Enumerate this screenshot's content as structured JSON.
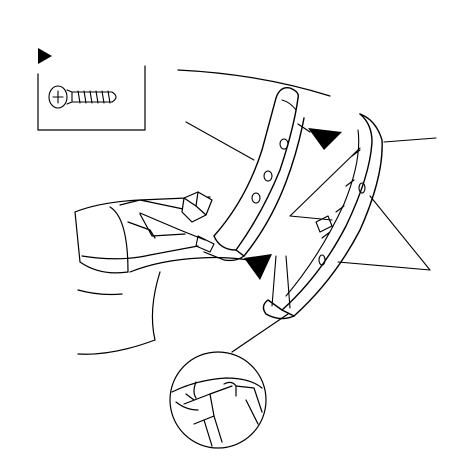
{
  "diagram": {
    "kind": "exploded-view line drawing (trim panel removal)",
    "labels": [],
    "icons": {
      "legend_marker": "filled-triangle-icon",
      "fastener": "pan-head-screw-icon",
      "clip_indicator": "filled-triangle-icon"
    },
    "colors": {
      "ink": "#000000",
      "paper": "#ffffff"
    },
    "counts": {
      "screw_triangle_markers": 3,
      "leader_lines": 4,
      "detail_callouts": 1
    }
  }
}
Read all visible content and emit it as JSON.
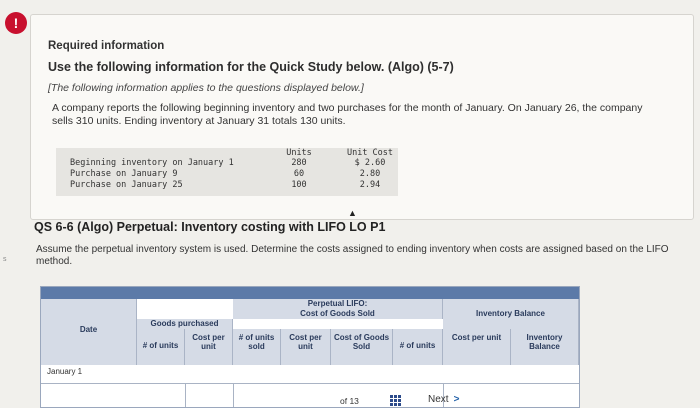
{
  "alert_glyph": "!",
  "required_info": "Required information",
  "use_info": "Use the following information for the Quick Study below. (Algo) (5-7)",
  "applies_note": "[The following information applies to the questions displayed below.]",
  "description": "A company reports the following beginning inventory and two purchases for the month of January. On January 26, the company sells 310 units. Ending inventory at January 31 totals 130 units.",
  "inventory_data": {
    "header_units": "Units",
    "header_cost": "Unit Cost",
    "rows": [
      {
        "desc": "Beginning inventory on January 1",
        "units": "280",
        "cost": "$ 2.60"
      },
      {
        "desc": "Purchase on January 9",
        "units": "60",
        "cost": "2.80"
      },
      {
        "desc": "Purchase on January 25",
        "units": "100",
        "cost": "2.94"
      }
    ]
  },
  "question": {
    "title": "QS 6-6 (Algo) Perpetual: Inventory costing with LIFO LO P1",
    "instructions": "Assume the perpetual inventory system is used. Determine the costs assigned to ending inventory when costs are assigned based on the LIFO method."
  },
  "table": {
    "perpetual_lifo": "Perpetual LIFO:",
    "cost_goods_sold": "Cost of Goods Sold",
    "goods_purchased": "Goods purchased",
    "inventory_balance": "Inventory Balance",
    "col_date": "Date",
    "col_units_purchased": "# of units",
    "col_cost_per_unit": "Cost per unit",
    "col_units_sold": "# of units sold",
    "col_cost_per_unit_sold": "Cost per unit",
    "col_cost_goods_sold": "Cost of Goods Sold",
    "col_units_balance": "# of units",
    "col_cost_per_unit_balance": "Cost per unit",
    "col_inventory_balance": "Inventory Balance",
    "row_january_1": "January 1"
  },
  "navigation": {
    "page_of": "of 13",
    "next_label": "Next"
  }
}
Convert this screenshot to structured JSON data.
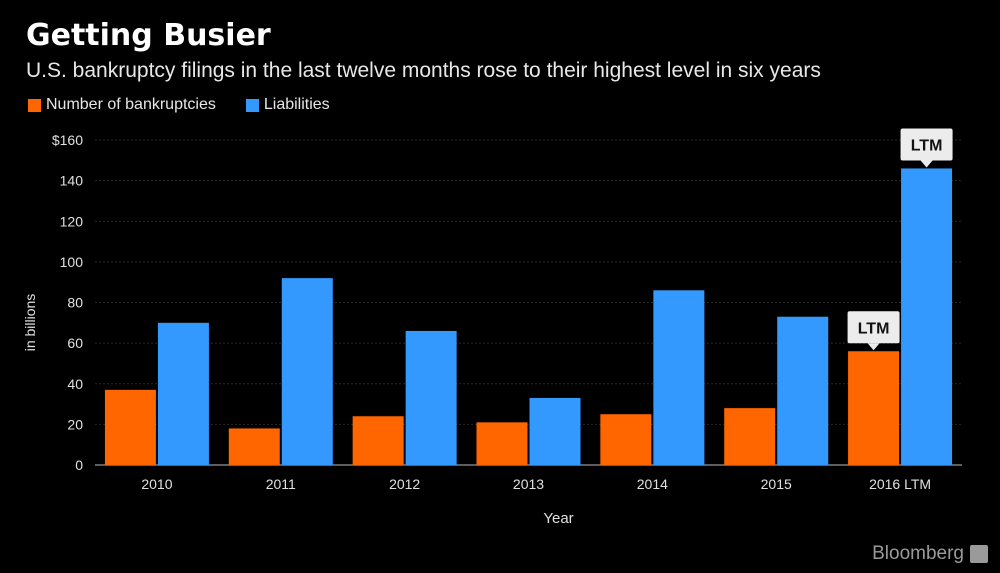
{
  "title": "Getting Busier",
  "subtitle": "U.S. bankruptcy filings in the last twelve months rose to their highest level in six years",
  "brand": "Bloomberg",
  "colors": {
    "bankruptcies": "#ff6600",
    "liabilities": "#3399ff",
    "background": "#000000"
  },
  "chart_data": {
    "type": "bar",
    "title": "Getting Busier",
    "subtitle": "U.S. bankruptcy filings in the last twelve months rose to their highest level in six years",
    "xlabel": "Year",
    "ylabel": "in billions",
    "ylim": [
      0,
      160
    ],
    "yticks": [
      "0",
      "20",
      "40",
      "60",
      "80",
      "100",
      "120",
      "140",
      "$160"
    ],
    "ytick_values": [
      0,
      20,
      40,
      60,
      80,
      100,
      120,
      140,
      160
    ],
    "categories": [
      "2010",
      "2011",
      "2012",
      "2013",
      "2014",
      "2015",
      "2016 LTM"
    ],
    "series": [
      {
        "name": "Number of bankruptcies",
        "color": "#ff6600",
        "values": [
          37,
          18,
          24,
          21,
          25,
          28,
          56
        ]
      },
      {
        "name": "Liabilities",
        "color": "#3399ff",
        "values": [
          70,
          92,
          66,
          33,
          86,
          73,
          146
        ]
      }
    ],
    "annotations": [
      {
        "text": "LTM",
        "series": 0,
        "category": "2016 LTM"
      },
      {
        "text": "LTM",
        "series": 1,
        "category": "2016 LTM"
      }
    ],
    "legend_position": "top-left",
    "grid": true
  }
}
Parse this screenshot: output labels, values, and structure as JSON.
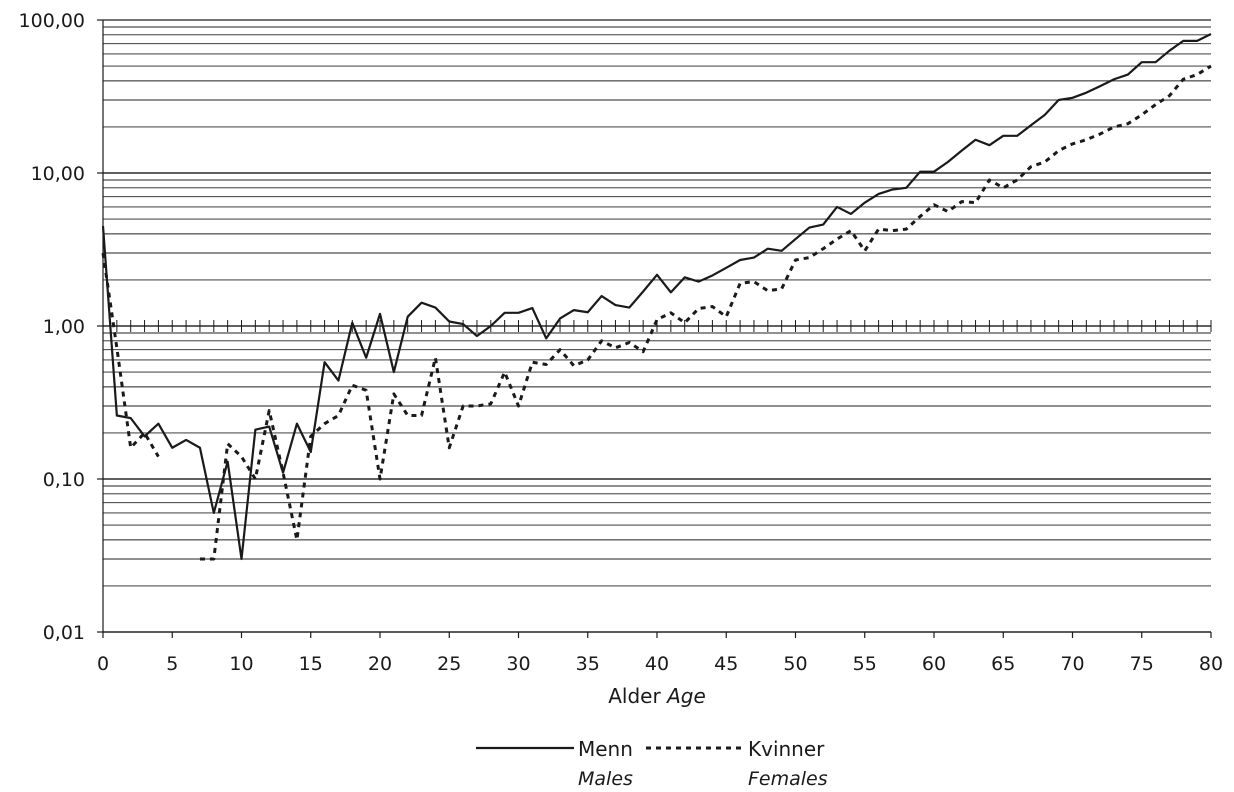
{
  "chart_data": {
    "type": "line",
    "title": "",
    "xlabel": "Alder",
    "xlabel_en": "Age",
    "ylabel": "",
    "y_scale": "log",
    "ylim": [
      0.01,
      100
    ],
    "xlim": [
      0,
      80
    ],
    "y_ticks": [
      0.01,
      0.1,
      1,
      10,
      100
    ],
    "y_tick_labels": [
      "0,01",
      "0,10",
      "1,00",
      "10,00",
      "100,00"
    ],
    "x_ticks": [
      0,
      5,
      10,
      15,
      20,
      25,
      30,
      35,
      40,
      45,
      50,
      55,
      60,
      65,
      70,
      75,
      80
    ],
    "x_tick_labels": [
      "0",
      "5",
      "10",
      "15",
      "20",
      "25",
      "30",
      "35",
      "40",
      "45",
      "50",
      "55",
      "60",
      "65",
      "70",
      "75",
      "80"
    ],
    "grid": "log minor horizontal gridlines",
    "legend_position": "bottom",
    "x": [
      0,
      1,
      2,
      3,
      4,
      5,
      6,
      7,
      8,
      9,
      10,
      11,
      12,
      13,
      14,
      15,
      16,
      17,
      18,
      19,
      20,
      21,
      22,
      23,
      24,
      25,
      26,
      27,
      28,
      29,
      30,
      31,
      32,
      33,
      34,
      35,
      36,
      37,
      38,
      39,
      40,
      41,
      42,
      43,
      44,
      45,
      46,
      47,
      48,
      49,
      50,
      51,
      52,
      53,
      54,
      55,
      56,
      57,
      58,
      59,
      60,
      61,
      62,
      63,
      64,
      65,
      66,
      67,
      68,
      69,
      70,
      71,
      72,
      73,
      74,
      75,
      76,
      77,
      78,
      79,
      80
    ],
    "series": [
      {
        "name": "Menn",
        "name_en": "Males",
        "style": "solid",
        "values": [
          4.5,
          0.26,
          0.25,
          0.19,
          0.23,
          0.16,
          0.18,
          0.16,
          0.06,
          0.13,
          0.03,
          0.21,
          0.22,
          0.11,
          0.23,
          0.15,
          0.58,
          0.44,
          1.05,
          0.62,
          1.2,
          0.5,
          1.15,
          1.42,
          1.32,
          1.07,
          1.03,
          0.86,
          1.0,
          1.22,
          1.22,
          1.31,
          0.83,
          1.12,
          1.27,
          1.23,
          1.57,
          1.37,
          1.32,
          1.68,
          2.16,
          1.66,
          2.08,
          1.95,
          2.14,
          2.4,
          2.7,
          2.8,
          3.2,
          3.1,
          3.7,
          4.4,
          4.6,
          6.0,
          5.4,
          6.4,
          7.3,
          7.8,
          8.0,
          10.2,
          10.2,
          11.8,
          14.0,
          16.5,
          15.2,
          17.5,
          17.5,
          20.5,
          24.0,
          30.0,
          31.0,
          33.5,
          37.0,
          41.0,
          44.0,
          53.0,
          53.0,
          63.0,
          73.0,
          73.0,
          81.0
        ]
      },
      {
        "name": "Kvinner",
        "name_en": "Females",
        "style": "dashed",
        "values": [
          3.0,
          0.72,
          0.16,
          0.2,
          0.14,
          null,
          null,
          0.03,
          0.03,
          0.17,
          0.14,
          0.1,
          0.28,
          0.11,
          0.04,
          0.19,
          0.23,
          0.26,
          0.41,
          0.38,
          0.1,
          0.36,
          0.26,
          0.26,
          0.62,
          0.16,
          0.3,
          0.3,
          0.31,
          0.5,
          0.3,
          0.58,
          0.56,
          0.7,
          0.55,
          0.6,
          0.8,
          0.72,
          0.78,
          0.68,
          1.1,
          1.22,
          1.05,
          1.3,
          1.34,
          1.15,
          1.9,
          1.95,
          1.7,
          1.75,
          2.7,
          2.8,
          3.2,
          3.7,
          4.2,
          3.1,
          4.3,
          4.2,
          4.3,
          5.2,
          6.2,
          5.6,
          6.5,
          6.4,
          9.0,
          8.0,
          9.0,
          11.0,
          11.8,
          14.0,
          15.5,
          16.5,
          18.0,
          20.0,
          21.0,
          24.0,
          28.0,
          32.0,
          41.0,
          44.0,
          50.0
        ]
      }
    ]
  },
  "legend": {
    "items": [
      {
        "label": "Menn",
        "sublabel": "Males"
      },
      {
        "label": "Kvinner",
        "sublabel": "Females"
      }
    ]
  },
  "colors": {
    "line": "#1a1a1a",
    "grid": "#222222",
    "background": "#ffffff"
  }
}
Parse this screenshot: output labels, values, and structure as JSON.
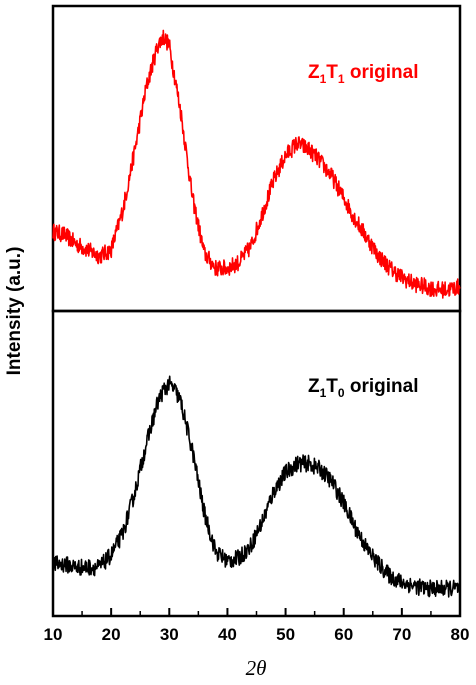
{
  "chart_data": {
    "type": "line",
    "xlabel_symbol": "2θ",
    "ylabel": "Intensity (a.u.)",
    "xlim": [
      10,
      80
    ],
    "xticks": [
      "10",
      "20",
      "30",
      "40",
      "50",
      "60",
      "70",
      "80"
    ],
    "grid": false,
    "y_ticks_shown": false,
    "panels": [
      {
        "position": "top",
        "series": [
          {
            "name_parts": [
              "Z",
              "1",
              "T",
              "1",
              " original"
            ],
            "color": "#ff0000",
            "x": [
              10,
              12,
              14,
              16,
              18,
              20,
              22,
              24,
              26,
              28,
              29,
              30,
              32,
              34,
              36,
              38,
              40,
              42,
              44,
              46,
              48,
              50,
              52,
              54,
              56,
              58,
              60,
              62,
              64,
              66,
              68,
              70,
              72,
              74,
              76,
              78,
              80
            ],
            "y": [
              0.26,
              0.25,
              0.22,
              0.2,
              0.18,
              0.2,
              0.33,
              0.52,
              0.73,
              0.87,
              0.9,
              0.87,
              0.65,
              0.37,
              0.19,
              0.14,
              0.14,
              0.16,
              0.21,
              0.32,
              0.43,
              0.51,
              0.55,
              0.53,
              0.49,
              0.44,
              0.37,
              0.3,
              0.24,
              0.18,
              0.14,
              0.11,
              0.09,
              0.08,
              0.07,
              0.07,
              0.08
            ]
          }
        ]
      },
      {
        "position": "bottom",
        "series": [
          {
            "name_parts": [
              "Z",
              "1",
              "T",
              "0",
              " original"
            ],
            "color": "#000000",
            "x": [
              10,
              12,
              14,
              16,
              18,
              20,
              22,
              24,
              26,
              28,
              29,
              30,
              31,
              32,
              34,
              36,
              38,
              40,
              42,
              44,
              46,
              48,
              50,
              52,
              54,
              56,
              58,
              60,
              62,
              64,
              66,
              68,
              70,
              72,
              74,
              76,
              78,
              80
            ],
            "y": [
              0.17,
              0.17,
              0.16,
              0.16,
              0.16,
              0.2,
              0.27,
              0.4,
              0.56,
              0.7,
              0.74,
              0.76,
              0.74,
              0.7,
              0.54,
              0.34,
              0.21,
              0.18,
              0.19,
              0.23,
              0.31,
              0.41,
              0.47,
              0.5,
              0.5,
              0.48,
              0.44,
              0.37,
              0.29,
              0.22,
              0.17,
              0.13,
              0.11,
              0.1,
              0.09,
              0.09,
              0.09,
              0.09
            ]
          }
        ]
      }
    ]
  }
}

####################

Give only the number of lines in the data that include the string "LIFO".

3